### Required task
Wherever the word "bins" shows up in a line, please copy that line.

[start]

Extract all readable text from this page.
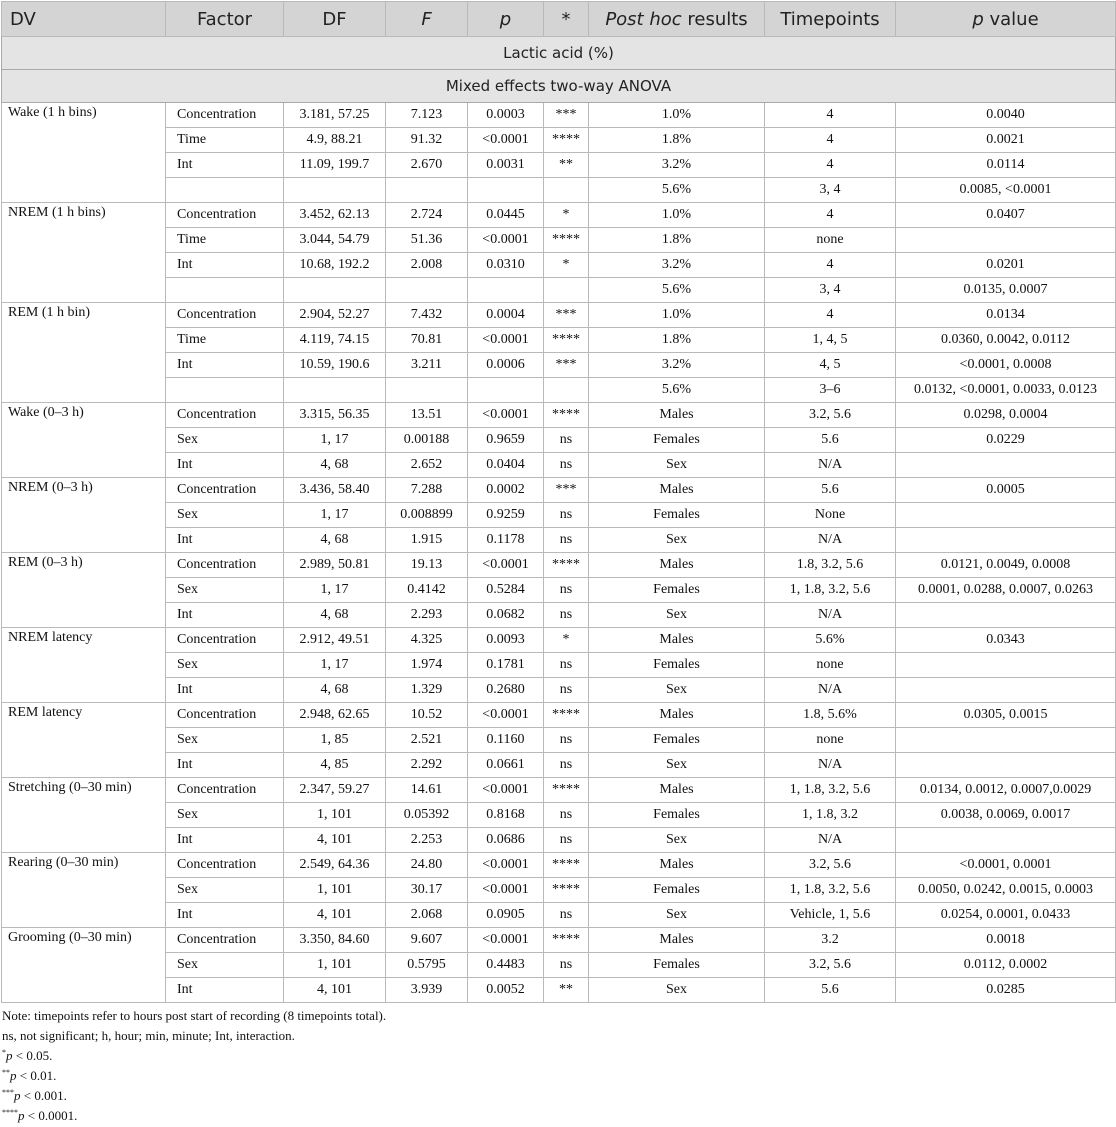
DV	Factor	DF	F	p	*	Post hoc results	Timepoints	p value
Lactic acid (%)								
Mixed effects two-way ANOVA								
Wake (1 h bins)	Concentration	3.181, 57.25	7.123	0.0003	***	1.0%	4	0.0040
	Time	4.9, 88.21	91.32	<0.0001	****	1.8%	4	0.0021
	Int	11.09, 199.7	2.670	0.0031	**	3.2%	4	0.0114
						5.6%	3, 4	0.0085, <0.0001
NREM (1 h bins)	Concentration	3.452, 62.13	2.724	0.0445	*	1.0%	4	0.0407
	Time	3.044, 54.79	51.36	<0.0001	****	1.8%	none	
	Int	10.68, 192.2	2.008	0.0310	*	3.2%	4	0.0201
						5.6%	3, 4	0.0135, 0.0007
REM (1 h bin)	Concentration	2.904, 52.27	7.432	0.0004	***	1.0%	4	0.0134
	Time	4.119, 74.15	70.81	<0.0001	****	1.8%	1, 4, 5	0.0360, 0.0042, 0.0112
	Int	10.59, 190.6	3.211	0.0006	***	3.2%	4, 5	<0.0001, 0.0008
						5.6%	3–6	0.0132, <0.0001, 0.0033, 0.0123
Wake (0–3 h)	Concentration	3.315, 56.35	13.51	<0.0001	****	Males	3.2, 5.6	0.0298, 0.0004
	Sex	1, 17	0.00188	0.9659	ns	Females	5.6	0.0229
	Int	4, 68	2.652	0.0404	ns	Sex	N/A	
NREM (0–3 h)	Concentration	3.436, 58.40	7.288	0.0002	***	Males	5.6	0.0005
	Sex	1, 17	0.008899	0.9259	ns	Females	None	
	Int	4, 68	1.915	0.1178	ns	Sex	N/A	
REM (0–3 h)	Concentration	2.989, 50.81	19.13	<0.0001	****	Males	1.8, 3.2, 5.6	0.0121, 0.0049, 0.0008
	Sex	1, 17	0.4142	0.5284	ns	Females	1, 1.8, 3.2, 5.6	0.0001, 0.0288, 0.0007, 0.0263
	Int	4, 68	2.293	0.0682	ns	Sex	N/A	
NREM latency	Concentration	2.912, 49.51	4.325	0.0093	*	Males	5.6%	0.0343
	Sex	1, 17	1.974	0.1781	ns	Females	none	
	Int	4, 68	1.329	0.2680	ns	Sex	N/A	
REM latency	Concentration	2.948, 62.65	10.52	<0.0001	****	Males	1.8, 5.6%	0.0305, 0.0015
	Sex	1, 85	2.521	0.1160	ns	Females	none	
	Int	4, 85	2.292	0.0661	ns	Sex	N/A	
Stretching (0–30 min)	Concentration	2.347, 59.27	14.61	<0.0001	****	Males	1, 1.8, 3.2, 5.6	0.0134, 0.0012, 0.0007,0.0029
	Sex	1, 101	0.05392	0.8168	ns	Females	1, 1.8, 3.2	0.0038, 0.0069, 0.0017
	Int	4, 101	2.253	0.0686	ns	Sex	N/A	
Rearing (0–30 min)	Concentration	2.549, 64.36	24.80	<0.0001	****	Males	3.2, 5.6	<0.0001, 0.0001
	Sex	1, 101	30.17	<0.0001	****	Females	1, 1.8, 3.2, 5.6	0.0050, 0.0242, 0.0015, 0.0003
	Int	4, 101	2.068	0.0905	ns	Sex	Vehicle, 1, 5.6	0.0254, 0.0001, 0.0433
Grooming (0–30 min)	Concentration	3.350, 84.60	9.607	<0.0001	****	Males	3.2	0.0018
	Sex	1, 101	0.5795	0.4483	ns	Females	3.2, 5.6	0.0112, 0.0002
	Int	4, 101	3.939	0.0052	**	Sex	5.6	0.0285
Note: timepoints refer to hours post start of recording (8 timepoints total).
ns, not significant; h, hour; min, minute; Int, interaction.
*p < 0.05.
**p < 0.01.
***p < 0.001.
****p < 0.0001.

[end]

### Output of the exercise
Wake (1 h bins)	Concentration	3.181, 57.25	7.123	0.0003	***	1.0%	4	0.0040
NREM (1 h bins)	Concentration	3.452, 62.13	2.724	0.0445	*	1.0%	4	0.0407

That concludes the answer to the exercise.